## Exercise prompt
Check every line below for the word "G₁酸雾" and copy each one that has it.

** Begin **

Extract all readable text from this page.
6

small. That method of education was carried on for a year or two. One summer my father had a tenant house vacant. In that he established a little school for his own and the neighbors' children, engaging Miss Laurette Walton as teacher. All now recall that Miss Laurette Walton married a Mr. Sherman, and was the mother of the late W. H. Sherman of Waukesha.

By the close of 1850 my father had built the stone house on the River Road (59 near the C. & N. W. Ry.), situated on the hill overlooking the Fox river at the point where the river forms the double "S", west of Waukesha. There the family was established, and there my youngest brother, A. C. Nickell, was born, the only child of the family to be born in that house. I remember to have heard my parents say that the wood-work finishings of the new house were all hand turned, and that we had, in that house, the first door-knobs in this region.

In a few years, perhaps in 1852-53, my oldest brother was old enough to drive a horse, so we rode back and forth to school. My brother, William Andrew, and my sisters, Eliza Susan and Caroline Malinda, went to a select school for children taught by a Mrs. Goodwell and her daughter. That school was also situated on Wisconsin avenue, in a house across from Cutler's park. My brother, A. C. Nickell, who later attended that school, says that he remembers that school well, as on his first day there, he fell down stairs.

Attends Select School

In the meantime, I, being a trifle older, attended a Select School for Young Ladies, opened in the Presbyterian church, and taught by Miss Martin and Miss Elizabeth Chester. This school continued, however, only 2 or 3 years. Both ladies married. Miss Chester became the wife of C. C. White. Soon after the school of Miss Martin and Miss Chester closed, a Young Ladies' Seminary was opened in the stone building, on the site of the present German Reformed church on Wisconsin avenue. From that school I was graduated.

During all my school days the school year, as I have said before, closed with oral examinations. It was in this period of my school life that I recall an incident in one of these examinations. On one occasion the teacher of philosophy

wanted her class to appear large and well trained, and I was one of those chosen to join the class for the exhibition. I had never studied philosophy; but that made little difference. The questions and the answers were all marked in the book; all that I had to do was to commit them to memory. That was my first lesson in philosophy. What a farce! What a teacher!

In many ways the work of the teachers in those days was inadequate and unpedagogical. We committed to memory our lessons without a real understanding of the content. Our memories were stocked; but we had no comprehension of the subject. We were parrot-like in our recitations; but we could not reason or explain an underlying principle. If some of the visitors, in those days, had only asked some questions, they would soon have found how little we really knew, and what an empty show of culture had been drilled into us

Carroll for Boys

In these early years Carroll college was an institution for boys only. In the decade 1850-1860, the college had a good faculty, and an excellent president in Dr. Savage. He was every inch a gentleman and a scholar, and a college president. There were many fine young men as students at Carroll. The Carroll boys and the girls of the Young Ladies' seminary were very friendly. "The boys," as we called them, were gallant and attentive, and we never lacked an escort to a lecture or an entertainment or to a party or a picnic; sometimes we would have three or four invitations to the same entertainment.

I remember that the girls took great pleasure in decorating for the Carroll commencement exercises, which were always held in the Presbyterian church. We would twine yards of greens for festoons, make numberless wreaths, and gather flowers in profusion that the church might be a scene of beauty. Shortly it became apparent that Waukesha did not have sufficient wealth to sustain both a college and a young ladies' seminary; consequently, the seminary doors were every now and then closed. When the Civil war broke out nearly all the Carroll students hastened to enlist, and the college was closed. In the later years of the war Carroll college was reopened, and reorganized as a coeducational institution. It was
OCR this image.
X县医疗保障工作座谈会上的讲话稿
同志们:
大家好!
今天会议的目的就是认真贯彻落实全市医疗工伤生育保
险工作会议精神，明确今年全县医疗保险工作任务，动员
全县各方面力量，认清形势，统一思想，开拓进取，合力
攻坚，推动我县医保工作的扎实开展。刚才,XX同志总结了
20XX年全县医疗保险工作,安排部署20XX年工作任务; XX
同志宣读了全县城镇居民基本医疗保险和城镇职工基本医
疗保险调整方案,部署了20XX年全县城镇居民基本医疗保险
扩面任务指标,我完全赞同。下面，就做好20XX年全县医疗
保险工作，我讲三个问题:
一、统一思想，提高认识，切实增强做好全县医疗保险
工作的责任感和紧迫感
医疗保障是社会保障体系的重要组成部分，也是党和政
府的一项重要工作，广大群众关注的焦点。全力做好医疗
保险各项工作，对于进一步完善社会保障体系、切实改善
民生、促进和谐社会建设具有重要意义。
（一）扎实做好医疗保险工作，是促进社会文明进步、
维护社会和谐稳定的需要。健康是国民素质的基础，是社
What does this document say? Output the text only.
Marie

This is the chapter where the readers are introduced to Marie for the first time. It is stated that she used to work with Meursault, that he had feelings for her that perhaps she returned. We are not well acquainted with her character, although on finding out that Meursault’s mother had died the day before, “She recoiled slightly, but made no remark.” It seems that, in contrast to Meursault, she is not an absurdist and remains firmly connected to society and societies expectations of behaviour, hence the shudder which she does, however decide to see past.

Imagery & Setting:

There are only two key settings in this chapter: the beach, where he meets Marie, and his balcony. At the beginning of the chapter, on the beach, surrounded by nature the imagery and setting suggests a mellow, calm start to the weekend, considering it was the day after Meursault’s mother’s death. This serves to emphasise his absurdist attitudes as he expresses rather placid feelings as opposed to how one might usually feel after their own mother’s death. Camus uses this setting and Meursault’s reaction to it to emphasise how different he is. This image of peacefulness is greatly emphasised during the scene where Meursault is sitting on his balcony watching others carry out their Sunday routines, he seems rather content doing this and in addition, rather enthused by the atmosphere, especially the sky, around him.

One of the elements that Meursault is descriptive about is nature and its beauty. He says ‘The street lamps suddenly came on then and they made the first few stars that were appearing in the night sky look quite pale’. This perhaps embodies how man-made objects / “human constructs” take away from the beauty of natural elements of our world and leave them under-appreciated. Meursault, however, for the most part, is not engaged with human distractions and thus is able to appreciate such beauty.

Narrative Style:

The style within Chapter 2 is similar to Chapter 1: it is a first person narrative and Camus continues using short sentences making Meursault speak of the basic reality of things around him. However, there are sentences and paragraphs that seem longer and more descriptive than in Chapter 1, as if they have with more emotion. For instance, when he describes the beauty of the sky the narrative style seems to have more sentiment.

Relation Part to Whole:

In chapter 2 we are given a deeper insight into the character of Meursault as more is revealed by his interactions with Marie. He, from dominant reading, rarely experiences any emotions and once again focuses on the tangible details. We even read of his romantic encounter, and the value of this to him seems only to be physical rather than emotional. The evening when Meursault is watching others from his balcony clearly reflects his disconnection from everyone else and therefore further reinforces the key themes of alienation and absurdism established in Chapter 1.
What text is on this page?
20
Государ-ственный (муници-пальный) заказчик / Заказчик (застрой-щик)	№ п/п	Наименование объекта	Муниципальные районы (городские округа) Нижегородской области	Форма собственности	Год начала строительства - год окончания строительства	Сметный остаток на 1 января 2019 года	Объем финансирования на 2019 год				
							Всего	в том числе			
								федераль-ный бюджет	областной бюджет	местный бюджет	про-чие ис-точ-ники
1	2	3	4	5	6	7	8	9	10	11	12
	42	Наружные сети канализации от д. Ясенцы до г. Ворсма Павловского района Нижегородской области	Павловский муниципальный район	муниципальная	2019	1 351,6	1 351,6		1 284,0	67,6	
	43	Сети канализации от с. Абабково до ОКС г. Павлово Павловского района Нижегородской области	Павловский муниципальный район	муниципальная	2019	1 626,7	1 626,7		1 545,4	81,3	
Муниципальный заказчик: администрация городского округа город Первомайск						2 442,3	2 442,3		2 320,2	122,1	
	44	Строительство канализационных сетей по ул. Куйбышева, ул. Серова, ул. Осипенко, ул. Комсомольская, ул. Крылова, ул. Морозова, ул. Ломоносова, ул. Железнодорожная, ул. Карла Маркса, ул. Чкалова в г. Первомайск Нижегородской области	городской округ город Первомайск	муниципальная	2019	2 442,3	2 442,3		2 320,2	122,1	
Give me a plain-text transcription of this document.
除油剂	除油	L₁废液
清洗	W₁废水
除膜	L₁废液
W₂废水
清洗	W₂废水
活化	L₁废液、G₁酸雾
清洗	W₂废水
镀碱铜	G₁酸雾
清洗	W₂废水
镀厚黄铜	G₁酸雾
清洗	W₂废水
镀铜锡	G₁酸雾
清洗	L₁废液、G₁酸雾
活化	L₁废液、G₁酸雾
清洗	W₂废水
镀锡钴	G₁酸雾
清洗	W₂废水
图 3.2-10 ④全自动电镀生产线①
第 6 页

** End **

## Response
活化	L₁废液、G₁酸雾
镀碱铜	G₁酸雾
镀厚黄铜	G₁酸雾
镀铜锡	G₁酸雾
清洗	L₁废液、G₁酸雾
活化	L₁废液、G₁酸雾
镀锡钴	G₁酸雾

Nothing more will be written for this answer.